▸ WHAT IS ASKED
Restate the full set of records exactly, without adding or dropping a word.
⁂
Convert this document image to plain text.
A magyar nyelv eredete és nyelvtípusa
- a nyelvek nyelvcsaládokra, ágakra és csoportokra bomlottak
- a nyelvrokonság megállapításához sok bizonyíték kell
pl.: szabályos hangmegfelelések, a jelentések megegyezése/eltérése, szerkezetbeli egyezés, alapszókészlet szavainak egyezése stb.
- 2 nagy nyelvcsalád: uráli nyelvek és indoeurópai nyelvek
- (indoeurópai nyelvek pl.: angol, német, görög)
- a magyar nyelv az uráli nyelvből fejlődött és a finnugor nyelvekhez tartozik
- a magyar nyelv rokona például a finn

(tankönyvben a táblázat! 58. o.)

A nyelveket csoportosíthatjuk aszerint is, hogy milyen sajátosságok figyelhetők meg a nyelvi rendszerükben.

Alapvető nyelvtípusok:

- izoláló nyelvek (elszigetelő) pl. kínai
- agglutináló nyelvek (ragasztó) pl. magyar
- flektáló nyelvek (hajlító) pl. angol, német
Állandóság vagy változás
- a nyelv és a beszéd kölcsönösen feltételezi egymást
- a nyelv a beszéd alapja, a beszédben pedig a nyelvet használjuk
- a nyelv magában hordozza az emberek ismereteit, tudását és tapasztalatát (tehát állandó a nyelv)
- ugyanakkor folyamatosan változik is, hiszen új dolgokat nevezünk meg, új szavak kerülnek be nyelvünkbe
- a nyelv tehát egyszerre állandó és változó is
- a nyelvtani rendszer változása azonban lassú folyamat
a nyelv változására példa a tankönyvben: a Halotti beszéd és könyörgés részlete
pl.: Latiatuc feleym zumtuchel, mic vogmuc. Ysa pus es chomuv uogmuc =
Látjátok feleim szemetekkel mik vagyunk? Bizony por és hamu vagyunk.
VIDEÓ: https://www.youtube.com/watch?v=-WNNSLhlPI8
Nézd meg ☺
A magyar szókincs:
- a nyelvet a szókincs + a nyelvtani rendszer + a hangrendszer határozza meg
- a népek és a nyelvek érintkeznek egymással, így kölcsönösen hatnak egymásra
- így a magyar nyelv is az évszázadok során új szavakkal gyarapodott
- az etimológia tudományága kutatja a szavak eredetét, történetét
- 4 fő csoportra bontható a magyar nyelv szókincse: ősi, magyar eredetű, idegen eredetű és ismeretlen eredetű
⁂
▸ ANSWER TO THIS PROBLEM
Convert this document image to plain text.
A magyar nyelv eredete és nyelvtípusa
- a nyelvek nyelvcsaládokra, ágakra és csoportokra bomlottak
- a nyelvrokonság megállapításához sok bizonyíték kell
pl.: szabályos hangmegfelelések, a jelentések megegyezése/eltérése, szerkezetbeli egyezés, alapszókészlet szavainak egyezése stb.
- 2 nagy nyelvcsalád: uráli nyelvek és indoeurópai nyelvek
- (indoeurópai nyelvek pl.: angol, német, görög)
- a magyar nyelv az uráli nyelvből fejlődött és a finnugor nyelvekhez tartozik
- a magyar nyelv rokona például a finn

(tankönyvben a táblázat! 58. o.)

A nyelveket csoportosíthatjuk aszerint is, hogy milyen sajátosságok figyelhetők meg a nyelvi rendszerükben.

Alapvető nyelvtípusok:

- izoláló nyelvek (elszigetelő) pl. kínai
- agglutináló nyelvek (ragasztó) pl. magyar
- flektáló nyelvek (hajlító) pl. angol, német
Állandóság vagy változás
- a nyelv és a beszéd kölcsönösen feltételezi egymást
- a nyelv a beszéd alapja, a beszédben pedig a nyelvet használjuk
- a nyelv magában hordozza az emberek ismereteit, tudását és tapasztalatát (tehát állandó a nyelv)
- ugyanakkor folyamatosan változik is, hiszen új dolgokat nevezünk meg, új szavak kerülnek be nyelvünkbe
- a nyelv tehát egyszerre állandó és változó is
- a nyelvtani rendszer változása azonban lassú folyamat
a nyelv változására példa a tankönyvben: a Halotti beszéd és könyörgés részlete
pl.: Latiatuc feleym zumtuchel, mic vogmuc. Ysa pus es chomuv uogmuc =
Látjátok feleim szemetekkel mik vagyunk? Bizony por és hamu vagyunk.
VIDEÓ: https://www.youtube.com/watch?v=-WNNSLhlPI8
Nézd meg ☺
A magyar szókincs:
- a nyelvet a szókincs + a nyelvtani rendszer + a hangrendszer határozza meg
- a népek és a nyelvek érintkeznek egymással, így kölcsönösen hatnak egymásra
- így a magyar nyelv is az évszázadok során új szavakkal gyarapodott
- az etimológia tudományága kutatja a szavak eredetét, történetét
- 4 fő csoportra bontható a magyar nyelv szókincse: ősi, magyar eredetű, idegen eredetű és ismeretlen eredetű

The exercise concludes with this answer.